**What is needed:** Restate the entries word for word, omitting nothing.

[Rows from a figure dataset]
+++++

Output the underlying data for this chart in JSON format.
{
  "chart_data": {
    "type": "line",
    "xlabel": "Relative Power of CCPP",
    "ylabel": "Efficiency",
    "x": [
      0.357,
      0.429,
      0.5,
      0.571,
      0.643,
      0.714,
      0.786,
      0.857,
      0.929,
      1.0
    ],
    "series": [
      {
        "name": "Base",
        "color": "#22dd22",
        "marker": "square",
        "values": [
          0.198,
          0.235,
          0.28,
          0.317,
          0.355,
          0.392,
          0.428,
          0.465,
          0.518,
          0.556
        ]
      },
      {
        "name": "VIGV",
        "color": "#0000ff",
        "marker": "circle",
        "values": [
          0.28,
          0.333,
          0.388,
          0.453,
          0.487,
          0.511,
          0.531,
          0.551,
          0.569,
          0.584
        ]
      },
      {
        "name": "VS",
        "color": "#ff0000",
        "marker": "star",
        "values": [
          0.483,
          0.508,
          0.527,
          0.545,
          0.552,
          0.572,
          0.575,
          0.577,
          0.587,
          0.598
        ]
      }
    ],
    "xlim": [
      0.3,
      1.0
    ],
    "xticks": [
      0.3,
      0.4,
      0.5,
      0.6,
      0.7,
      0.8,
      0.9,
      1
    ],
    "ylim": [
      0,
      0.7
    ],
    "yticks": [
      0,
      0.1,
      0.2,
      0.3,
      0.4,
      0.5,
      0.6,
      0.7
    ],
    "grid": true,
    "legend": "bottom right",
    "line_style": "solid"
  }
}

+++++

**Task result:**
Output the underlying data for this chart in JSON format.
{
  "chart_data": {
    "type": "line",
    "xlabel": "Relative Power of CCPP",
    "ylabel": "Efficiency",
    "x": [
      0.357,
      0.429,
      0.5,
      0.571,
      0.643,
      0.714,
      0.786,
      0.857,
      0.929,
      1.0
    ],
    "series": [
      {
        "name": "Base",
        "color": "#22dd22",
        "marker": "square",
        "values": [
          0.198,
          0.235,
          0.28,
          0.317,
          0.355,
          0.392,
          0.428,
          0.465,
          0.518,
          0.556
        ]
      },
      {
        "name": "VIGV",
        "color": "#0000ff",
        "marker": "circle",
        "values": [
          0.28,
          0.333,
          0.388,
          0.453,
          0.487,
          0.511,
          0.531,
          0.551,
          0.569,
          0.584
        ]
      },
      {
        "name": "VS",
        "color": "#ff0000",
        "marker": "star",
        "values": [
          0.483,
          0.508,
          0.527,
          0.545,
          0.552,
          0.572,
          0.575,
          0.577,
          0.587,
          0.598
        ]
      }
    ],
    "xlim": [
      0.3,
      1.0
    ],
    "xticks": [
      0.3,
      0.4,
      0.5,
      0.6,
      0.7,
      0.8,
      0.9,
      1
    ],
    "ylim": [
      0,
      0.7
    ],
    "yticks": [
      0,
      0.1,
      0.2,
      0.3,
      0.4,
      0.5,
      0.6,
      0.7
    ],
    "grid": true,
    "legend": "bottom right",
    "line_style": "solid"
  }
}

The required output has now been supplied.